### Exercise requirements
Can you quote the records below in full, word for word?

Figure dataset records
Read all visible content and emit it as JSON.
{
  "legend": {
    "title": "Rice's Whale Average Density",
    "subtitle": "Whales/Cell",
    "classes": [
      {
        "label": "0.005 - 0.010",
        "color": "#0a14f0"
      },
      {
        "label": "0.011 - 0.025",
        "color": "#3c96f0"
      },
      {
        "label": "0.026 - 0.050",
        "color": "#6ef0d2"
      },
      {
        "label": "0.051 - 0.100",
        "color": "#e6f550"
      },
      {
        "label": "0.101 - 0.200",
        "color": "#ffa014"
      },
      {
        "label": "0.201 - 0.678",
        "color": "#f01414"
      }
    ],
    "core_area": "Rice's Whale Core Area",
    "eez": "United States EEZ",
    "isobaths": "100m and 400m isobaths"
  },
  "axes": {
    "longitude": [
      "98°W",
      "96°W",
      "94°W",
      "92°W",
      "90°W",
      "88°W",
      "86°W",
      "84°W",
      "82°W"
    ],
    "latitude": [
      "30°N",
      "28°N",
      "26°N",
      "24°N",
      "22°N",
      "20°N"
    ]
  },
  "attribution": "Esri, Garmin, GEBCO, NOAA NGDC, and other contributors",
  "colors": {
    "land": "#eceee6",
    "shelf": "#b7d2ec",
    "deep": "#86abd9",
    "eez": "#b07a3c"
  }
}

### Answer to this exercise
Read all visible content and emit it as JSON.
{
  "legend": {
    "title": "Rice's Whale Average Density",
    "subtitle": "Whales/Cell",
    "classes": [
      {
        "label": "0.005 - 0.010",
        "color": "#0a14f0"
      },
      {
        "label": "0.011 - 0.025",
        "color": "#3c96f0"
      },
      {
        "label": "0.026 - 0.050",
        "color": "#6ef0d2"
      },
      {
        "label": "0.051 - 0.100",
        "color": "#e6f550"
      },
      {
        "label": "0.101 - 0.200",
        "color": "#ffa014"
      },
      {
        "label": "0.201 - 0.678",
        "color": "#f01414"
      }
    ],
    "core_area": "Rice's Whale Core Area",
    "eez": "United States EEZ",
    "isobaths": "100m and 400m isobaths"
  },
  "axes": {
    "longitude": [
      "98°W",
      "96°W",
      "94°W",
      "92°W",
      "90°W",
      "88°W",
      "86°W",
      "84°W",
      "82°W"
    ],
    "latitude": [
      "30°N",
      "28°N",
      "26°N",
      "24°N",
      "22°N",
      "20°N"
    ]
  },
  "attribution": "Esri, Garmin, GEBCO, NOAA NGDC, and other contributors",
  "colors": {
    "land": "#eceee6",
    "shelf": "#b7d2ec",
    "deep": "#86abd9",
    "eez": "#b07a3c"
  }
}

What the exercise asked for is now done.